■ Written problem: Please reproduce the lines in the records below from the line with "- special-notes-title: ( 기타" up to and including the line with "- work-date-value: 2025년", character for character.

■ Stored items:
%%

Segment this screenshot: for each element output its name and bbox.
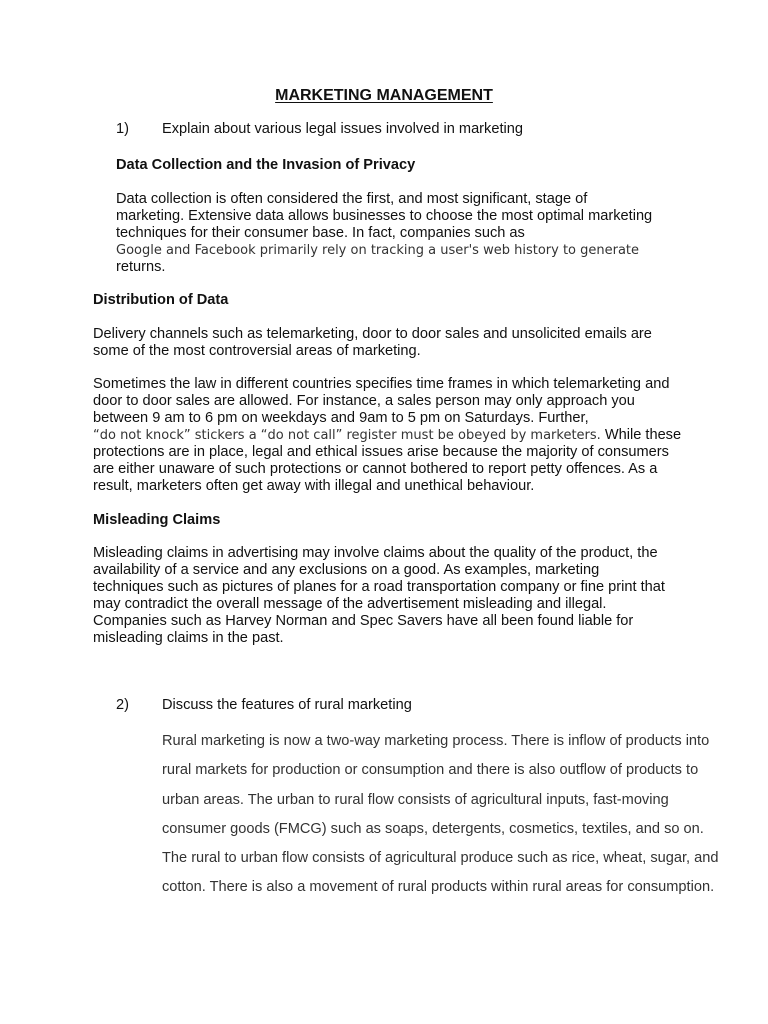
- question-2-text: Discuss the features of rural marketing: [162, 697, 412, 713]
- paragraph-privacy-part-a: Data collection is often considered the first, and most significant, stage of marketing. Extensive data allows businesses to choose the most optimal marketing techniques for their consumer base. In fact, companies such as: [116, 191, 653, 241]
- question-2: [116, 697, 412, 713]
- question-1-number: 1): [116, 121, 129, 137]
- paragraph-privacy-part-c: returns.: [116, 259, 166, 275]
- question-2-number: 2): [116, 697, 129, 713]
- question-1: [116, 121, 523, 137]
- paragraph-distribution-2-part-a: Sometimes the law in different countries specifies time frames in which telemarketing and door to door sales are allowed. For instance, a sales person may only approach you between 9 am to 6 pm on weekdays and 9am to 5 pm on Saturdays. Further,: [93, 376, 670, 426]
- paragraph-distribution-1: Delivery channels such as telemarketing, door to door sales and unsolicited emails are some of the most controversial areas of marketing.: [93, 326, 652, 359]
- paragraph-misleading: Misleading claims in advertising may involve claims about the quality of the product, the availability of a service and any exclusions on a good. As examples, marketing techniques such as pictures of planes for a road transportation company or fine print that may contradict the overall message of the advertisement misleading and illegal. Companies such as Harvey Norman and Spec Savers have all been found liable for misleading claims in the past.: [93, 545, 665, 646]
- question-1-text: Explain about various legal issues involved in marketing: [162, 121, 523, 137]
- heading-privacy: Data Collection and the Invasion of Privacy: [116, 157, 416, 173]
- paragraph-privacy-part-b: Google and Facebook primarily rely on tracking a user's web history to generate: [116, 243, 640, 258]
- paragraph-privacy: [116, 191, 656, 276]
- heading-misleading: Misleading Claims: [93, 512, 221, 528]
- paragraph-distribution-2-part-b: “do not knock” stickers a “do not call” register must be obeyed by marketers.: [93, 428, 601, 443]
- document-title: MARKETING MANAGEMENT: [275, 87, 493, 104]
- paragraph-distribution-2-part-c: While these protections are in place, legal and ethical issues arise because the majority of consumers are either unaware of such protections or cannot bothered to report petty offences. As a result, marketers often get away with illegal and unethical behaviour.: [93, 427, 682, 494]
- paragraph-rural-marketing: Rural marketing is now a two-way marketing process. There is inflow of products into rural markets for production or consumption and there is also outflow of products to urban areas. The urban to rural flow consists of agricultural inputs, fast-moving consumer goods (FMCG) such as soaps, detergents, cosmetics, textiles, and so on. The rural to urban flow consists of agricultural produce such as rice, wheat, sugar, and cotton. There is also a movement of rural products within rural areas for consumption.: [162, 733, 719, 896]
- heading-distribution: Distribution of Data: [93, 292, 229, 308]
- paragraph-distribution-2: [93, 376, 683, 495]
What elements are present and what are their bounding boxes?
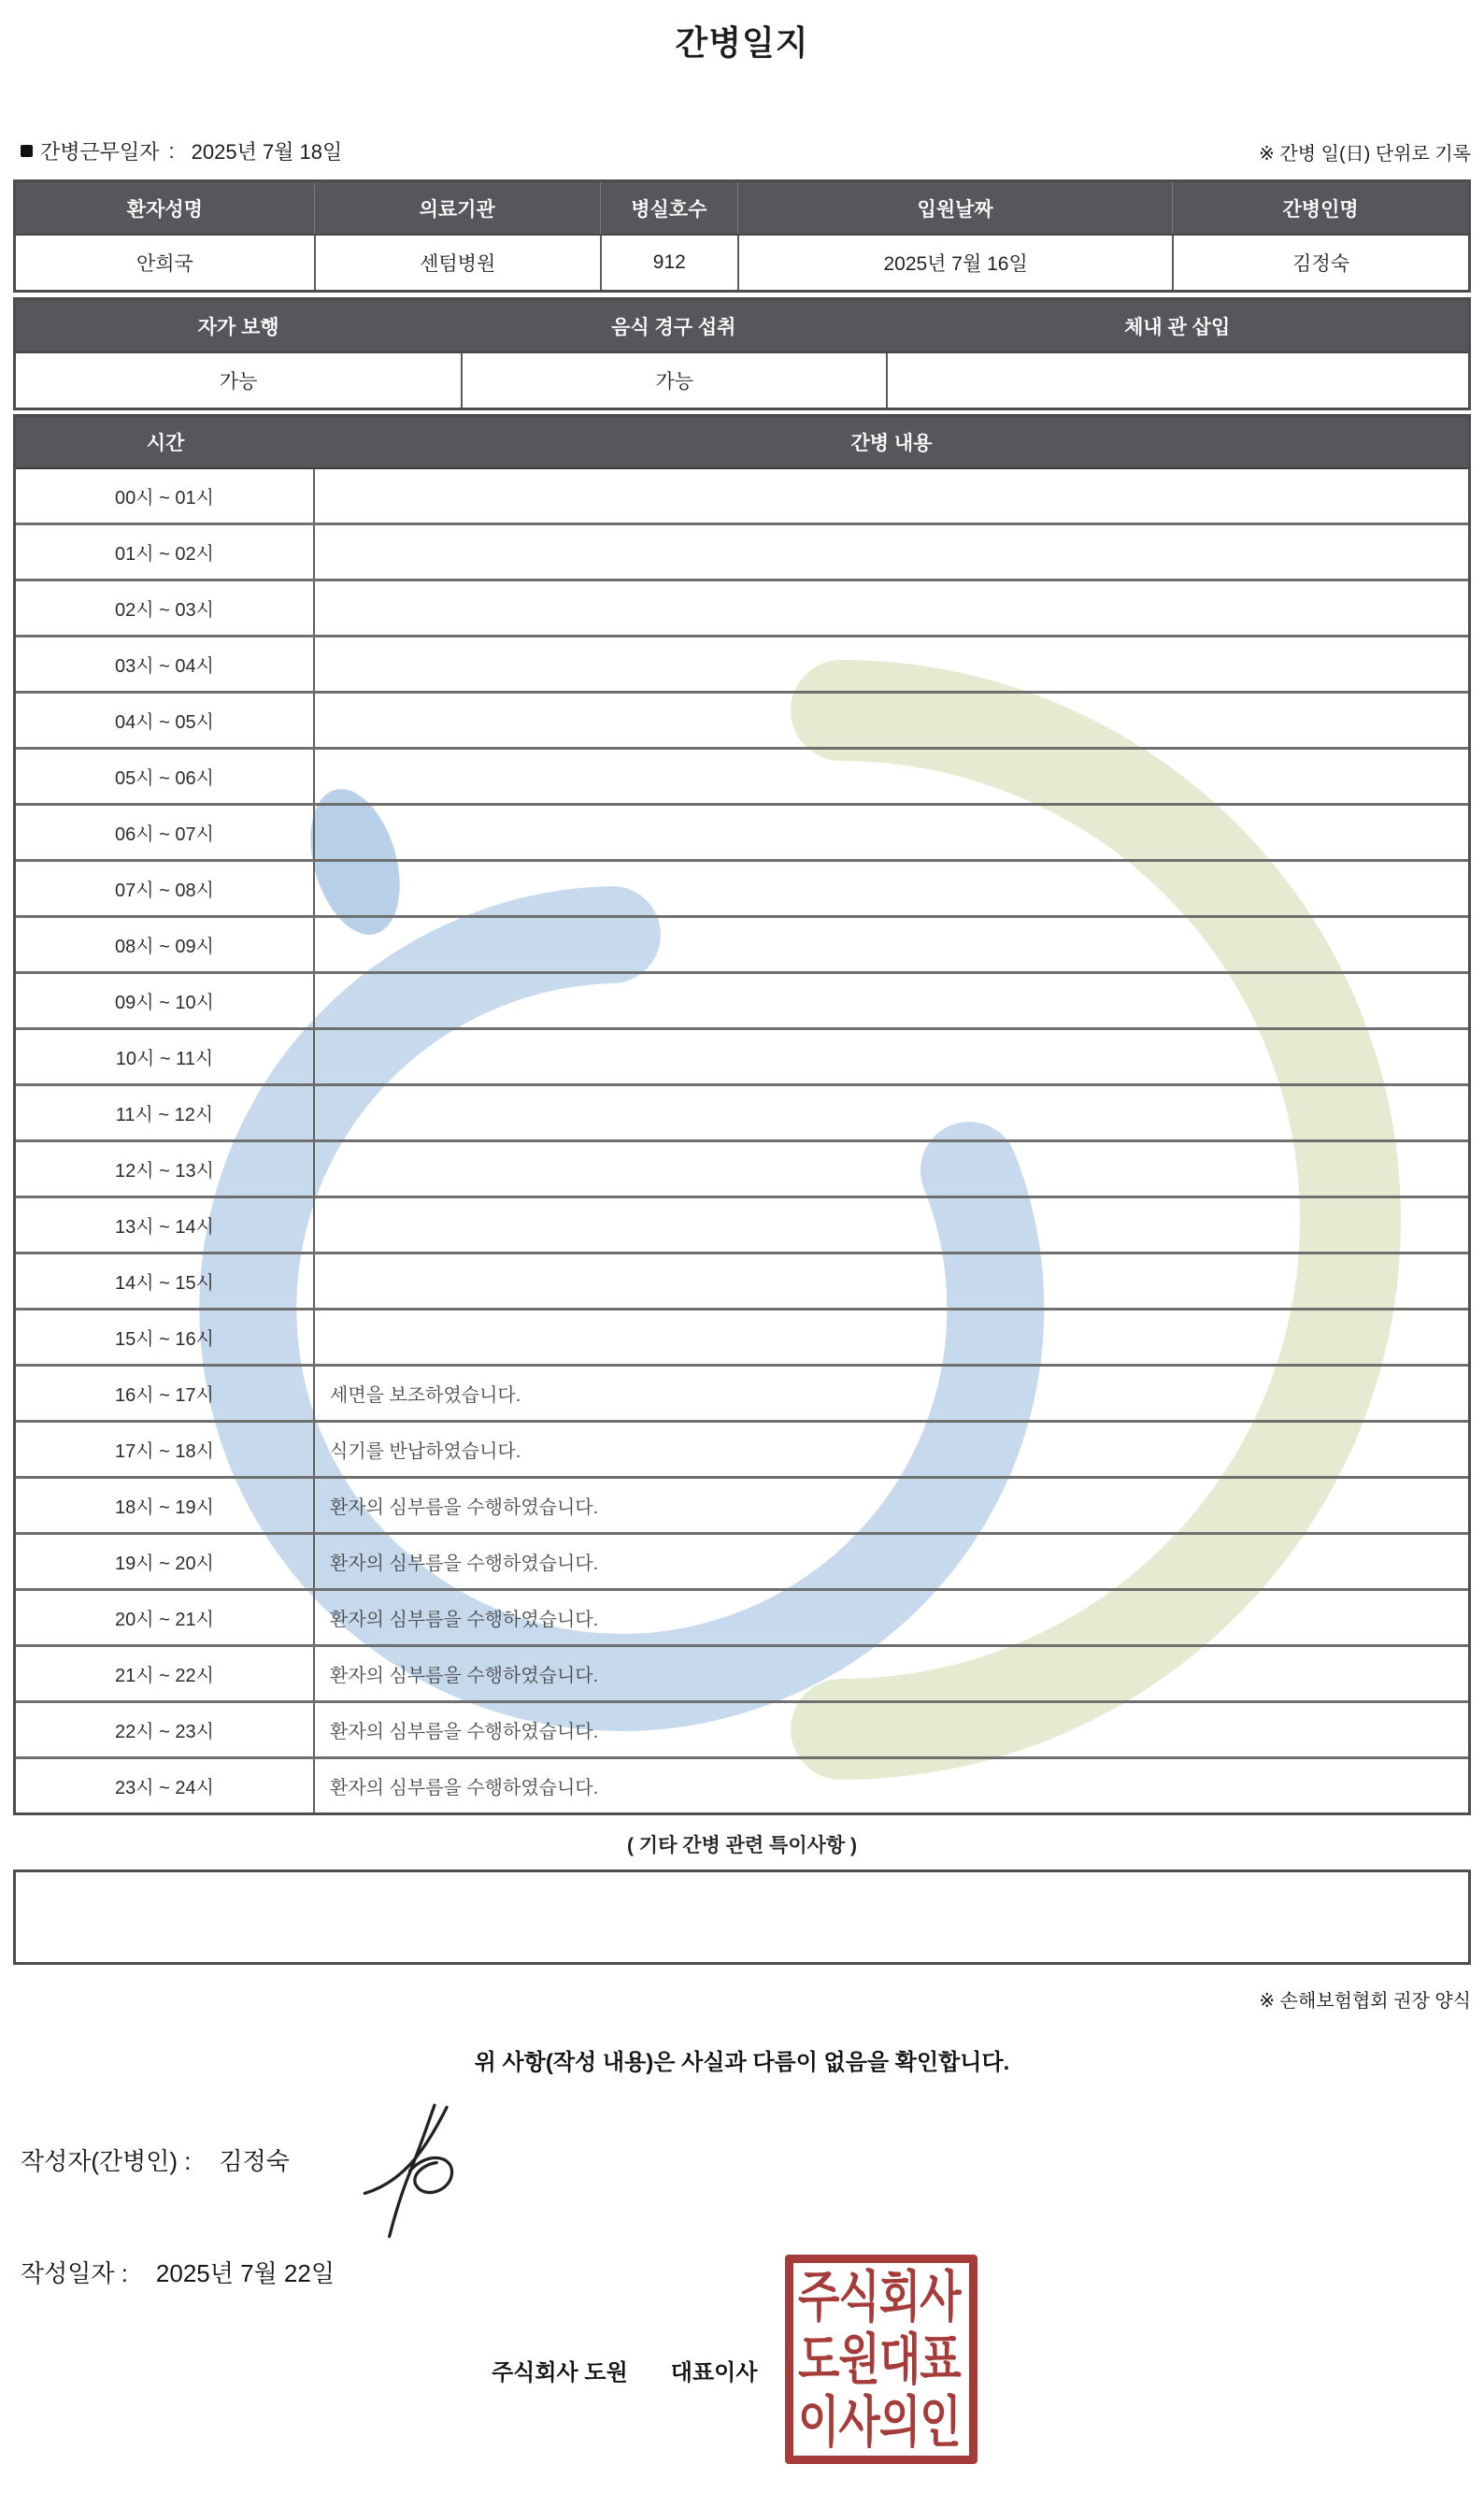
- special-notes-title: ( 기타 간병 관련 특이사항 ): [626, 1835, 858, 1856]
- time-table-row: [16, 523, 1468, 579]
- time-table-row: [16, 859, 1468, 915]
- seal-line: 이사의인: [798, 2390, 961, 2453]
- care-content-cell: 환자의 심부름을 수행하였습니다.: [330, 1666, 599, 1686]
- work-date-line: [21, 136, 342, 165]
- care-content-cell: 환자의 심부름을 수행하였습니다.: [330, 1778, 599, 1798]
- caregiver-name-header: 간병인명: [1172, 182, 1468, 234]
- work-date-value: 2025년 7월 18일: [191, 140, 343, 164]
- care-content-cell: [315, 637, 1468, 691]
- care-content-cell: [315, 1086, 1468, 1139]
- patient-status-table: [13, 297, 1471, 410]
- page-title: 간병일지: [675, 23, 809, 62]
- time-table-row: [16, 747, 1468, 803]
- room-number-value: 912: [600, 236, 737, 290]
- company-name: 주식회사 도원: [492, 2360, 628, 2385]
- patient-status-value-row: [16, 351, 1468, 408]
- room-number-header: 병실호수: [600, 182, 737, 234]
- care-content-cell: 환자의 심부름을 수행하였습니다.: [330, 1554, 599, 1574]
- work-date-separator: :: [168, 138, 175, 163]
- care-content-cell: [315, 862, 1468, 915]
- care-content-cell: 환자의 심부름을 수행하였습니다.: [330, 1722, 599, 1742]
- time-cell: 13시 ~ 14시: [16, 1198, 315, 1252]
- written-date-line: [21, 2255, 335, 2289]
- time-cell: 21시 ~ 22시: [16, 1647, 315, 1700]
- time-cell: 16시 ~ 17시: [16, 1367, 315, 1420]
- care-content-cell: [315, 694, 1468, 747]
- unit-note: ※ 간병 일(日) 단위로 기록: [1259, 144, 1471, 165]
- time-cell: 07시 ~ 08시: [16, 862, 315, 915]
- care-content-cell: [315, 525, 1468, 579]
- writer-label: 작성자(간병인) :: [21, 2147, 192, 2175]
- work-date-label: 간병근무일자: [40, 140, 160, 164]
- care-content-column-header: 간병 내용: [850, 433, 933, 454]
- time-table-row: [16, 915, 1468, 971]
- time-cell: 14시 ~ 15시: [16, 1254, 315, 1308]
- time-cell: 00시 ~ 01시: [16, 469, 315, 523]
- time-table-body: [16, 469, 1468, 1812]
- time-table-row: [16, 1700, 1468, 1756]
- care-content-cell: [315, 806, 1468, 859]
- seal-line: 도원대표: [798, 2328, 961, 2391]
- caregiver-name-value: 김정숙: [1172, 236, 1468, 290]
- time-cell: 01시 ~ 02시: [16, 525, 315, 579]
- time-cell: 06시 ~ 07시: [16, 806, 315, 859]
- care-content-cell: [315, 974, 1468, 1027]
- patient-info-value-row: [16, 234, 1468, 290]
- patient-info-table: [13, 179, 1471, 293]
- time-table-row: [16, 1027, 1468, 1083]
- seal-line: 주식회사: [798, 2266, 961, 2328]
- special-notes-box: [13, 1870, 1471, 1965]
- time-table-row: [16, 1308, 1468, 1364]
- time-table-row: [16, 469, 1468, 523]
- time-table-row: [16, 1252, 1468, 1308]
- time-cell: 10시 ~ 11시: [16, 1030, 315, 1083]
- admission-date-value: 2025년 7월 16일: [737, 236, 1172, 290]
- oral-intake-header: 음식 경구 섭취: [611, 316, 736, 338]
- care-content-cell: [315, 1142, 1468, 1196]
- time-table-row: [16, 1756, 1468, 1812]
- time-cell: 08시 ~ 09시: [16, 918, 315, 971]
- time-table-row: [16, 1196, 1468, 1252]
- time-table-row: [16, 1532, 1468, 1588]
- ceo-title: 대표이사: [670, 2360, 758, 2385]
- time-column-header: 시간: [146, 433, 185, 454]
- care-log-header-row: [16, 417, 1468, 469]
- time-cell: 22시 ~ 23시: [16, 1703, 315, 1756]
- time-table-row: [16, 1476, 1468, 1532]
- time-table-row: [16, 971, 1468, 1027]
- time-cell: 20시 ~ 21시: [16, 1591, 315, 1644]
- body-tube-header: 체내 관 삽입: [1124, 316, 1231, 338]
- time-cell: 19시 ~ 20시: [16, 1535, 315, 1588]
- care-content-cell: [315, 750, 1468, 803]
- patient-name-header: 환자성명: [126, 198, 203, 221]
- time-cell: 05시 ~ 06시: [16, 750, 315, 803]
- square-bullet-icon: [21, 145, 33, 157]
- time-table-row: [16, 1083, 1468, 1139]
- time-table-row: [16, 1644, 1468, 1700]
- care-content-cell: [315, 469, 1468, 523]
- self-walking-value: 가능: [219, 371, 258, 393]
- time-cell: 12시 ~ 13시: [16, 1142, 315, 1196]
- care-content-cell: 환자의 심부름을 수행하였습니다.: [330, 1497, 599, 1518]
- oral-intake-value: 가능: [461, 353, 886, 408]
- care-content-cell: [315, 1030, 1468, 1083]
- care-content-cell: [315, 1311, 1468, 1364]
- writer-name: 김정숙: [219, 2147, 290, 2175]
- time-cell: 17시 ~ 18시: [16, 1423, 315, 1476]
- time-cell: 09시 ~ 10시: [16, 974, 315, 1027]
- self-walking-header: 자가 보행: [197, 316, 279, 338]
- care-content-cell: 세면을 보조하였습니다.: [330, 1385, 521, 1406]
- writer-line: [21, 2142, 290, 2177]
- corporate-seal-stamp: [785, 2255, 977, 2464]
- body-tube-value: [886, 353, 1468, 408]
- written-date-label: 작성일자 :: [21, 2259, 128, 2287]
- patient-status-header-row: [16, 300, 1468, 351]
- time-table-row: [16, 1420, 1468, 1476]
- time-table-row: [16, 579, 1468, 635]
- care-content-cell: [315, 918, 1468, 971]
- care-content-cell: [315, 1254, 1468, 1308]
- medical-institution-header: 의료기관: [314, 182, 600, 234]
- care-content-cell: [315, 1198, 1468, 1252]
- time-cell: 23시 ~ 24시: [16, 1759, 315, 1812]
- care-log-table: [13, 414, 1471, 1815]
- patient-name-value: 안희국: [136, 253, 193, 275]
- admission-date-header: 입원날짜: [737, 182, 1172, 234]
- handwritten-signature: [363, 2103, 465, 2242]
- care-content-cell: 환자의 심부름을 수행하였습니다.: [330, 1610, 599, 1630]
- time-cell: 11시 ~ 12시: [16, 1086, 315, 1139]
- time-table-row: [16, 1588, 1468, 1644]
- time-table-row: [16, 635, 1468, 691]
- time-table-row: [16, 803, 1468, 859]
- time-cell: 03시 ~ 04시: [16, 637, 315, 691]
- confirmation-statement: 위 사항(작성 내용)은 사실과 다름이 없음을 확인합니다.: [474, 2050, 1010, 2075]
- time-table-row: [16, 691, 1468, 747]
- care-content-cell: 식기를 반납하였습니다.: [330, 1441, 521, 1462]
- meta-row: [21, 136, 1471, 165]
- time-cell: 04시 ~ 05시: [16, 694, 315, 747]
- time-cell: 15시 ~ 16시: [16, 1311, 315, 1364]
- time-table-row: [16, 1139, 1468, 1196]
- time-table-row: [16, 1364, 1468, 1420]
- company-line: [492, 2354, 758, 2386]
- time-cell: 18시 ~ 19시: [16, 1479, 315, 1532]
- medical-institution-value: 센텀병원: [314, 236, 600, 290]
- insurance-form-note: ※ 손해보험협회 권장 양식: [1259, 1991, 1471, 2012]
- written-date-value: 2025년 7월 22일: [155, 2259, 335, 2287]
- patient-info-header-row: [16, 182, 1468, 234]
- time-cell: 02시 ~ 03시: [16, 581, 315, 635]
- care-content-cell: [315, 581, 1468, 635]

%%

■ Exercise answer:
- special-notes-title: ( 기타 간병 관련 특이사항 ): [626, 1835, 858, 1856]
- time-table-row: [16, 523, 1468, 579]
- time-table-row: [16, 859, 1468, 915]
- seal-line: 이사의인: [798, 2390, 961, 2453]
- care-content-cell: 환자의 심부름을 수행하였습니다.: [330, 1666, 599, 1686]
- work-date-line: [21, 136, 342, 165]
- care-content-cell: 환자의 심부름을 수행하였습니다.: [330, 1778, 599, 1798]
- caregiver-name-header: 간병인명: [1172, 182, 1468, 234]
- work-date-value: 2025년 7월 18일: [191, 140, 343, 164]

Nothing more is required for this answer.